------ EXCERPTED DATA ------
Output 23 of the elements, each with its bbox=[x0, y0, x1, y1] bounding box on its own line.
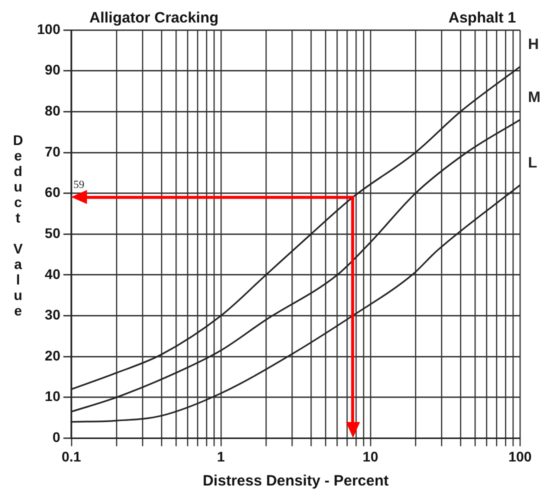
chart-title: Alligator Cracking bbox=[89, 10, 219, 27]
x-tick-label: 1 bbox=[217, 448, 226, 464]
y-tick-label: 30 bbox=[44, 306, 61, 323]
x-axis-title: Distress Density - Percent bbox=[202, 472, 389, 490]
y-tick-label: 100 bbox=[37, 20, 61, 37]
ref-line-label: 59 bbox=[73, 178, 85, 191]
y-tick-label: 0 bbox=[52, 429, 61, 446]
y-tick-label: 20 bbox=[44, 347, 61, 364]
y-tick-label: 10 bbox=[44, 388, 61, 404]
y-tick-label: 50 bbox=[44, 224, 61, 241]
y-tick-label: 80 bbox=[44, 102, 61, 118]
y-tick-label: 70 bbox=[44, 143, 61, 160]
series-label: H bbox=[528, 36, 539, 53]
series-label: M bbox=[528, 88, 540, 106]
chart-subtitle: Asphalt 1 bbox=[448, 10, 516, 27]
series-label: L bbox=[528, 154, 538, 172]
y-tick-label: 40 bbox=[44, 266, 61, 282]
y-tick-label: 90 bbox=[44, 62, 61, 78]
x-tick-label: 0.1 bbox=[62, 448, 82, 464]
text: Deduct Value bbox=[12, 132, 24, 318]
x-tick-label: 10 bbox=[362, 448, 378, 464]
y-tick-label: 60 bbox=[44, 184, 61, 200]
x-tick-label: 100 bbox=[508, 448, 532, 464]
------
Reproduce only the entries from the line with "chart-title: Alligator Cracking" through the line with "y-tick-label: 20 bbox=[44, 347, 61, 364]", renaming "Distress Density" as "Crack Density" and leaving everything else unchanged.

chart-title: Alligator Cracking bbox=[89, 10, 219, 27]
x-tick-label: 1 bbox=[217, 448, 226, 464]
y-tick-label: 30 bbox=[44, 306, 61, 323]
x-axis-title: Crack Density - Percent bbox=[202, 472, 389, 490]
y-tick-label: 100 bbox=[37, 20, 61, 37]
ref-line-label: 59 bbox=[73, 178, 85, 191]
y-tick-label: 0 bbox=[52, 429, 61, 446]
y-tick-label: 20 bbox=[44, 347, 61, 364]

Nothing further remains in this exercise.